**PROBLEM DESCRIPTION:** Copy each line of the data below exactly, leaving out pictures.
::: EXTRACTED DATA :::
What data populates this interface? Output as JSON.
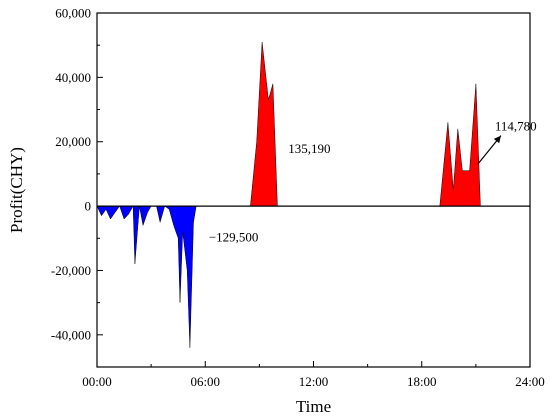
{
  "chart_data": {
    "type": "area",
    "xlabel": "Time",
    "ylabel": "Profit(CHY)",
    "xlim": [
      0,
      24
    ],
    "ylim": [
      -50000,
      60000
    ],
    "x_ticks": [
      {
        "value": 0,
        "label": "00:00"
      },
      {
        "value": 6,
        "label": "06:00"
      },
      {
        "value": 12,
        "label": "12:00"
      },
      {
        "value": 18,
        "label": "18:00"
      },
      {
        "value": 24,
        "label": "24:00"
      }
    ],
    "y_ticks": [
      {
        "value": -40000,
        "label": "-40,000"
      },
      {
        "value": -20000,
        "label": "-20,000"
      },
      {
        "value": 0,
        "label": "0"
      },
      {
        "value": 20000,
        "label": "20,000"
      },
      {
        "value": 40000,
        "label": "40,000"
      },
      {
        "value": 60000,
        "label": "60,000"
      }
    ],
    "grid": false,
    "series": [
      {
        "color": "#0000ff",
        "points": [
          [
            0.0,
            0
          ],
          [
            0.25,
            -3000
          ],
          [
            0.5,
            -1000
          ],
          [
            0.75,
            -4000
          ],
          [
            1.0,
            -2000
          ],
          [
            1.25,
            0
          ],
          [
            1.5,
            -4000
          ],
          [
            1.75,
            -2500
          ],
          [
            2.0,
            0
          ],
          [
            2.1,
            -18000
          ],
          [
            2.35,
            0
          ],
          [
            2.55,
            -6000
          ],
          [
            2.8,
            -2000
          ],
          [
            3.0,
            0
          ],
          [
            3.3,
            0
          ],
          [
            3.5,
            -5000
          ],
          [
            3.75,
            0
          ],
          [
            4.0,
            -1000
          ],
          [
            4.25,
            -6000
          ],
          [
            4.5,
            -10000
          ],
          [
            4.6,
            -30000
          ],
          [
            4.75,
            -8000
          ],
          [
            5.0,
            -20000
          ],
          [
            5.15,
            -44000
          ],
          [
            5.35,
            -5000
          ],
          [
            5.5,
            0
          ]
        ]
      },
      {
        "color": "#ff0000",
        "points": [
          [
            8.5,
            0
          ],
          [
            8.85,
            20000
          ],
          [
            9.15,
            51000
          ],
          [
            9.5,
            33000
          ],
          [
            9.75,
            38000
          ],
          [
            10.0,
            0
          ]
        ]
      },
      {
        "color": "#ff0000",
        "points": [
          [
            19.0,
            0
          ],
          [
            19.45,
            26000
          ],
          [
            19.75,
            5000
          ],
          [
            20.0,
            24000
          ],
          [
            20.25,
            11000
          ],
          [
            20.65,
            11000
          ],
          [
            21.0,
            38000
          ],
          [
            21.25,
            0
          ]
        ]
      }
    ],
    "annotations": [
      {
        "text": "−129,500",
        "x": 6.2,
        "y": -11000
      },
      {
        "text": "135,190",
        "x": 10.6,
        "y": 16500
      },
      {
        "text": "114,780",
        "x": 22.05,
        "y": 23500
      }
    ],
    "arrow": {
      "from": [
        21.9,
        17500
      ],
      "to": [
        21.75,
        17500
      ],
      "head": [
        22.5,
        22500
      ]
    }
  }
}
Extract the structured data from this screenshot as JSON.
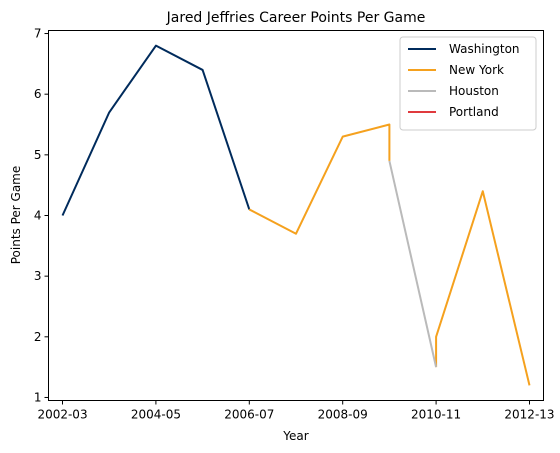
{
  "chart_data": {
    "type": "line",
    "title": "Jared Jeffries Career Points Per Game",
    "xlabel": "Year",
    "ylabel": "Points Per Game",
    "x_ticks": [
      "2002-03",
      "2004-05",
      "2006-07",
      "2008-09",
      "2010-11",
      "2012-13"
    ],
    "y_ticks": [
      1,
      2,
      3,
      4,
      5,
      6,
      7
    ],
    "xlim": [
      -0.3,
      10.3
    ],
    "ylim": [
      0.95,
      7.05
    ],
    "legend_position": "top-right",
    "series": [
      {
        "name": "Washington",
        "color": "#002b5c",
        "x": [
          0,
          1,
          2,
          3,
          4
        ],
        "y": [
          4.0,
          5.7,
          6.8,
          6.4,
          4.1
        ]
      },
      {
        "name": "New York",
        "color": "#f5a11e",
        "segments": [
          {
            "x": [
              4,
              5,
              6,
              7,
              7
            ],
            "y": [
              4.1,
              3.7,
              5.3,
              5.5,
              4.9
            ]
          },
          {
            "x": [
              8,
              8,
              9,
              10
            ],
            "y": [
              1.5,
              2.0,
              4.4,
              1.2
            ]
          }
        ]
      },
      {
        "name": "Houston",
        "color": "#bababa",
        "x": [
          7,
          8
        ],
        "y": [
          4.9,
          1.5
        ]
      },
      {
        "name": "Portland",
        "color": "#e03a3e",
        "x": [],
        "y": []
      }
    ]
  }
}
:::
**SOLVED EXERCISE:**
What data populates this interface? Output as JSON.
{
  "chart_data": {
    "type": "area",
    "xlabel": "Time",
    "ylabel": "Profit(CHY)",
    "xlim": [
      0,
      24
    ],
    "ylim": [
      -50000,
      60000
    ],
    "x_ticks": [
      {
        "value": 0,
        "label": "00:00"
      },
      {
        "value": 6,
        "label": "06:00"
      },
      {
        "value": 12,
        "label": "12:00"
      },
      {
        "value": 18,
        "label": "18:00"
      },
      {
        "value": 24,
        "label": "24:00"
      }
    ],
    "y_ticks": [
      {
        "value": -40000,
        "label": "-40,000"
      },
      {
        "value": -20000,
        "label": "-20,000"
      },
      {
        "value": 0,
        "label": "0"
      },
      {
        "value": 20000,
        "label": "20,000"
      },
      {
        "value": 40000,
        "label": "40,000"
      },
      {
        "value": 60000,
        "label": "60,000"
      }
    ],
    "grid": false,
    "series": [
      {
        "color": "#0000ff",
        "points": [
          [
            0.0,
            0
          ],
          [
            0.25,
            -3000
          ],
          [
            0.5,
            -1000
          ],
          [
            0.75,
            -4000
          ],
          [
            1.0,
            -2000
          ],
          [
            1.25,
            0
          ],
          [
            1.5,
            -4000
          ],
          [
            1.75,
            -2500
          ],
          [
            2.0,
            0
          ],
          [
            2.1,
            -18000
          ],
          [
            2.35,
            0
          ],
          [
            2.55,
            -6000
          ],
          [
            2.8,
            -2000
          ],
          [
            3.0,
            0
          ],
          [
            3.3,
            0
          ],
          [
            3.5,
            -5000
          ],
          [
            3.75,
            0
          ],
          [
            4.0,
            -1000
          ],
          [
            4.25,
            -6000
          ],
          [
            4.5,
            -10000
          ],
          [
            4.6,
            -30000
          ],
          [
            4.75,
            -8000
          ],
          [
            5.0,
            -20000
          ],
          [
            5.15,
            -44000
          ],
          [
            5.35,
            -5000
          ],
          [
            5.5,
            0
          ]
        ]
      },
      {
        "color": "#ff0000",
        "points": [
          [
            8.5,
            0
          ],
          [
            8.85,
            20000
          ],
          [
            9.15,
            51000
          ],
          [
            9.5,
            33000
          ],
          [
            9.75,
            38000
          ],
          [
            10.0,
            0
          ]
        ]
      },
      {
        "color": "#ff0000",
        "points": [
          [
            19.0,
            0
          ],
          [
            19.45,
            26000
          ],
          [
            19.75,
            5000
          ],
          [
            20.0,
            24000
          ],
          [
            20.25,
            11000
          ],
          [
            20.65,
            11000
          ],
          [
            21.0,
            38000
          ],
          [
            21.25,
            0
          ]
        ]
      }
    ],
    "annotations": [
      {
        "text": "−129,500",
        "x": 6.2,
        "y": -11000
      },
      {
        "text": "135,190",
        "x": 10.6,
        "y": 16500
      },
      {
        "text": "114,780",
        "x": 22.05,
        "y": 23500
      }
    ],
    "arrow": {
      "from": [
        21.9,
        17500
      ],
      "to": [
        21.75,
        17500
      ],
      "head": [
        22.5,
        22500
      ]
    }
  }
}
Extract the structured data from this screenshot as JSON.
{
  "chart_data": {
    "type": "line",
    "title": "Jared Jeffries Career Points Per Game",
    "xlabel": "Year",
    "ylabel": "Points Per Game",
    "x_ticks": [
      "2002-03",
      "2004-05",
      "2006-07",
      "2008-09",
      "2010-11",
      "2012-13"
    ],
    "y_ticks": [
      1,
      2,
      3,
      4,
      5,
      6,
      7
    ],
    "xlim": [
      -0.3,
      10.3
    ],
    "ylim": [
      0.95,
      7.05
    ],
    "legend_position": "top-right",
    "series": [
      {
        "name": "Washington",
        "color": "#002b5c",
        "x": [
          0,
          1,
          2,
          3,
          4
        ],
        "y": [
          4.0,
          5.7,
          6.8,
          6.4,
          4.1
        ]
      },
      {
        "name": "New York",
        "color": "#f5a11e",
        "segments": [
          {
            "x": [
              4,
              5,
              6,
              7,
              7
            ],
            "y": [
              4.1,
              3.7,
              5.3,
              5.5,
              4.9
            ]
          },
          {
            "x": [
              8,
              8,
              9,
              10
            ],
            "y": [
              1.5,
              2.0,
              4.4,
              1.2
            ]
          }
        ]
      },
      {
        "name": "Houston",
        "color": "#bababa",
        "x": [
          7,
          8
        ],
        "y": [
          4.9,
          1.5
        ]
      },
      {
        "name": "Portland",
        "color": "#e03a3e",
        "x": [],
        "y": []
      }
    ]
  }
}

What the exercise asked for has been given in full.